Exercise prompt
Repeat the whole listing exactly.
###
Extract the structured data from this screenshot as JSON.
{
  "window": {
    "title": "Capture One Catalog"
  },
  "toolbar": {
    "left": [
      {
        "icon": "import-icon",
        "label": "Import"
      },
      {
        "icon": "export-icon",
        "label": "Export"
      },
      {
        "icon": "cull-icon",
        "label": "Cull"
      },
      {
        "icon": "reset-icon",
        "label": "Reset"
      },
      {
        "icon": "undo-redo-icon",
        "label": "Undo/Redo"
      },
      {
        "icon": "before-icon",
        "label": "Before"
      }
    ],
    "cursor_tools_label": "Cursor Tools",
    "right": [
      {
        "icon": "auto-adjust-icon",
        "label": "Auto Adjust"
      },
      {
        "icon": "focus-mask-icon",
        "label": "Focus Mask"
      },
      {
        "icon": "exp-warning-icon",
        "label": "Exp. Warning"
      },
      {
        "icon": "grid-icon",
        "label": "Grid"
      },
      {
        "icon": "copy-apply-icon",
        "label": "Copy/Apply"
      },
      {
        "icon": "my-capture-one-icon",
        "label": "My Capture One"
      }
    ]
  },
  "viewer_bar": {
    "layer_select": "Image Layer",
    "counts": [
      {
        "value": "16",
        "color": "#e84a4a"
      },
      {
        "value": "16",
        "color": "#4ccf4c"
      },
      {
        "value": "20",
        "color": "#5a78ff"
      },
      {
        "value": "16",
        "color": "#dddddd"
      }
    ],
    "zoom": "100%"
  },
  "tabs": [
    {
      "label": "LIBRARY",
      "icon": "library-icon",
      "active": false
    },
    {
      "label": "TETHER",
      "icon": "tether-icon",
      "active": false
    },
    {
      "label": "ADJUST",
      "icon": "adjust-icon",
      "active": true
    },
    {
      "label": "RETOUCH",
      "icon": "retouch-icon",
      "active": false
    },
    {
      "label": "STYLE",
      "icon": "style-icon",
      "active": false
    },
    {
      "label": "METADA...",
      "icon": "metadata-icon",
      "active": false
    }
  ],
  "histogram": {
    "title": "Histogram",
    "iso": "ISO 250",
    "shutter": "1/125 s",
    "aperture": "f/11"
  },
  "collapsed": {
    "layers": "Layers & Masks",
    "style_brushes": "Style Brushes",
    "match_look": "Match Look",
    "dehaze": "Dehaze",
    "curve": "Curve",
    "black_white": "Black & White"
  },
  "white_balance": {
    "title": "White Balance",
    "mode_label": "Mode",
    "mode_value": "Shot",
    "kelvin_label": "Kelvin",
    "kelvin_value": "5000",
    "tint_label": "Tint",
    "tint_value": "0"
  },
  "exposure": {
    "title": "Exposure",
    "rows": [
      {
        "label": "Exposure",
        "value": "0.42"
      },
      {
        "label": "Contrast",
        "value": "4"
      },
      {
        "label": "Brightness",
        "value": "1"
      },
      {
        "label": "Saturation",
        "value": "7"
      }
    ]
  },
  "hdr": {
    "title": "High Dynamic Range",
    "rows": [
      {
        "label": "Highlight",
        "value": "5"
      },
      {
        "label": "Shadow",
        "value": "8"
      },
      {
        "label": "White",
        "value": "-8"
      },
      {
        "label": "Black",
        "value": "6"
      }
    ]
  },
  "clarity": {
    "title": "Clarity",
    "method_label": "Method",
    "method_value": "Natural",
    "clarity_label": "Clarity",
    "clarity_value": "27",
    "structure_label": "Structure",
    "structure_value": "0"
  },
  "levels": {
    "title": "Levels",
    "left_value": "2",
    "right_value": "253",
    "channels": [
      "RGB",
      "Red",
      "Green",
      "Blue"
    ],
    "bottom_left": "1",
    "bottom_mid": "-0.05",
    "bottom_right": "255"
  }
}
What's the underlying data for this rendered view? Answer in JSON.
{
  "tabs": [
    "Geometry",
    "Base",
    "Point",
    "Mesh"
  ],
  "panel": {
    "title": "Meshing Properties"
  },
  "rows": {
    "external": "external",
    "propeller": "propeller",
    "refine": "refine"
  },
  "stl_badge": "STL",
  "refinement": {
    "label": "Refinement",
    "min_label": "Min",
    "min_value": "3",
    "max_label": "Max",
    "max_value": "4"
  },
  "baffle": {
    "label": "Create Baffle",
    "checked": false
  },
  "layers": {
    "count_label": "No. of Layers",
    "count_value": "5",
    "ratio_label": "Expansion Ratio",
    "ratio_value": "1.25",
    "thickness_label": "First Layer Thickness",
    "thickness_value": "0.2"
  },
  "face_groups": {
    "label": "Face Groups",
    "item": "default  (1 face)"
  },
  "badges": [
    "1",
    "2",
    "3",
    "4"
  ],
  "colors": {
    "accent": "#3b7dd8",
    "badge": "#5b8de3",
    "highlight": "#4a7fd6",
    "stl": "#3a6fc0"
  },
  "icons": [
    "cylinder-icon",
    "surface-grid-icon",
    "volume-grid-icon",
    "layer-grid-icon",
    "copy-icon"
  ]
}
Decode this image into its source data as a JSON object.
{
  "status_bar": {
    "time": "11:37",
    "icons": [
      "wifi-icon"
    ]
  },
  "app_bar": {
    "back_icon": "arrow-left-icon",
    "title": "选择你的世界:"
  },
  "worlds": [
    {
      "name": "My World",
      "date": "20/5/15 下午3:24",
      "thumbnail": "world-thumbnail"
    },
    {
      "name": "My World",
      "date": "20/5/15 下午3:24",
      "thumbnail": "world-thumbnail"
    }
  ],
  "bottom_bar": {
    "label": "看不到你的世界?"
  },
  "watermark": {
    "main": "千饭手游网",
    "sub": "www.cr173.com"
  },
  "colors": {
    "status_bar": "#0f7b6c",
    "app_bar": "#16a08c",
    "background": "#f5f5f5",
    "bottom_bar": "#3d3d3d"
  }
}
###
Task output
Extract the structured data from this screenshot as JSON.
{
  "window": {
    "title": "Capture One Catalog"
  },
  "toolbar": {
    "left": [
      {
        "icon": "import-icon",
        "label": "Import"
      },
      {
        "icon": "export-icon",
        "label": "Export"
      },
      {
        "icon": "cull-icon",
        "label": "Cull"
      },
      {
        "icon": "reset-icon",
        "label": "Reset"
      },
      {
        "icon": "undo-redo-icon",
        "label": "Undo/Redo"
      },
      {
        "icon": "before-icon",
        "label": "Before"
      }
    ],
    "cursor_tools_label": "Cursor Tools",
    "right": [
      {
        "icon": "auto-adjust-icon",
        "label": "Auto Adjust"
      },
      {
        "icon": "focus-mask-icon",
        "label": "Focus Mask"
      },
      {
        "icon": "exp-warning-icon",
        "label": "Exp. Warning"
      },
      {
        "icon": "grid-icon",
        "label": "Grid"
      },
      {
        "icon": "copy-apply-icon",
        "label": "Copy/Apply"
      },
      {
        "icon": "my-capture-one-icon",
        "label": "My Capture One"
      }
    ]
  },
  "viewer_bar": {
    "layer_select": "Image Layer",
    "counts": [
      {
        "value": "16",
        "color": "#e84a4a"
      },
      {
        "value": "16",
        "color": "#4ccf4c"
      },
      {
        "value": "20",
        "color": "#5a78ff"
      },
      {
        "value": "16",
        "color": "#dddddd"
      }
    ],
    "zoom": "100%"
  },
  "tabs": [
    {
      "label": "LIBRARY",
      "icon": "library-icon",
      "active": false
    },
    {
      "label": "TETHER",
      "icon": "tether-icon",
      "active": false
    },
    {
      "label": "ADJUST",
      "icon": "adjust-icon",
      "active": true
    },
    {
      "label": "RETOUCH",
      "icon": "retouch-icon",
      "active": false
    },
    {
      "label": "STYLE",
      "icon": "style-icon",
      "active": false
    },
    {
      "label": "METADA...",
      "icon": "metadata-icon",
      "active": false
    }
  ],
  "histogram": {
    "title": "Histogram",
    "iso": "ISO 250",
    "shutter": "1/125 s",
    "aperture": "f/11"
  },
  "collapsed": {
    "layers": "Layers & Masks",
    "style_brushes": "Style Brushes",
    "match_look": "Match Look",
    "dehaze": "Dehaze",
    "curve": "Curve",
    "black_white": "Black & White"
  },
  "white_balance": {
    "title": "White Balance",
    "mode_label": "Mode",
    "mode_value": "Shot",
    "kelvin_label": "Kelvin",
    "kelvin_value": "5000",
    "tint_label": "Tint",
    "tint_value": "0"
  },
  "exposure": {
    "title": "Exposure",
    "rows": [
      {
        "label": "Exposure",
        "value": "0.42"
      },
      {
        "label": "Contrast",
        "value": "4"
      },
      {
        "label": "Brightness",
        "value": "1"
      },
      {
        "label": "Saturation",
        "value": "7"
      }
    ]
  },
  "hdr": {
    "title": "High Dynamic Range",
    "rows": [
      {
        "label": "Highlight",
        "value": "5"
      },
      {
        "label": "Shadow",
        "value": "8"
      },
      {
        "label": "White",
        "value": "-8"
      },
      {
        "label": "Black",
        "value": "6"
      }
    ]
  },
  "clarity": {
    "title": "Clarity",
    "method_label": "Method",
    "method_value": "Natural",
    "clarity_label": "Clarity",
    "clarity_value": "27",
    "structure_label": "Structure",
    "structure_value": "0"
  },
  "levels": {
    "title": "Levels",
    "left_value": "2",
    "right_value": "253",
    "channels": [
      "RGB",
      "Red",
      "Green",
      "Blue"
    ],
    "bottom_left": "1",
    "bottom_mid": "-0.05",
    "bottom_right": "255"
  }
}
What's the underlying data for this rendered view? Answer in JSON.
{
  "tabs": [
    "Geometry",
    "Base",
    "Point",
    "Mesh"
  ],
  "panel": {
    "title": "Meshing Properties"
  },
  "rows": {
    "external": "external",
    "propeller": "propeller",
    "refine": "refine"
  },
  "stl_badge": "STL",
  "refinement": {
    "label": "Refinement",
    "min_label": "Min",
    "min_value": "3",
    "max_label": "Max",
    "max_value": "4"
  },
  "baffle": {
    "label": "Create Baffle",
    "checked": false
  },
  "layers": {
    "count_label": "No. of Layers",
    "count_value": "5",
    "ratio_label": "Expansion Ratio",
    "ratio_value": "1.25",
    "thickness_label": "First Layer Thickness",
    "thickness_value": "0.2"
  },
  "face_groups": {
    "label": "Face Groups",
    "item": "default  (1 face)"
  },
  "badges": [
    "1",
    "2",
    "3",
    "4"
  ],
  "colors": {
    "accent": "#3b7dd8",
    "badge": "#5b8de3",
    "highlight": "#4a7fd6",
    "stl": "#3a6fc0"
  },
  "icons": [
    "cylinder-icon",
    "surface-grid-icon",
    "volume-grid-icon",
    "layer-grid-icon",
    "copy-icon"
  ]
}
Decode this image into its source data as a JSON object.
{
  "status_bar": {
    "time": "11:37",
    "icons": [
      "wifi-icon"
    ]
  },
  "app_bar": {
    "back_icon": "arrow-left-icon",
    "title": "选择你的世界:"
  },
  "worlds": [
    {
      "name": "My World",
      "date": "20/5/15 下午3:24",
      "thumbnail": "world-thumbnail"
    },
    {
      "name": "My World",
      "date": "20/5/15 下午3:24",
      "thumbnail": "world-thumbnail"
    }
  ],
  "bottom_bar": {
    "label": "看不到你的世界?"
  },
  "watermark": {
    "main": "千饭手游网",
    "sub": "www.cr173.com"
  },
  "colors": {
    "status_bar": "#0f7b6c",
    "app_bar": "#16a08c",
    "background": "#f5f5f5",
    "bottom_bar": "#3d3d3d"
  }
}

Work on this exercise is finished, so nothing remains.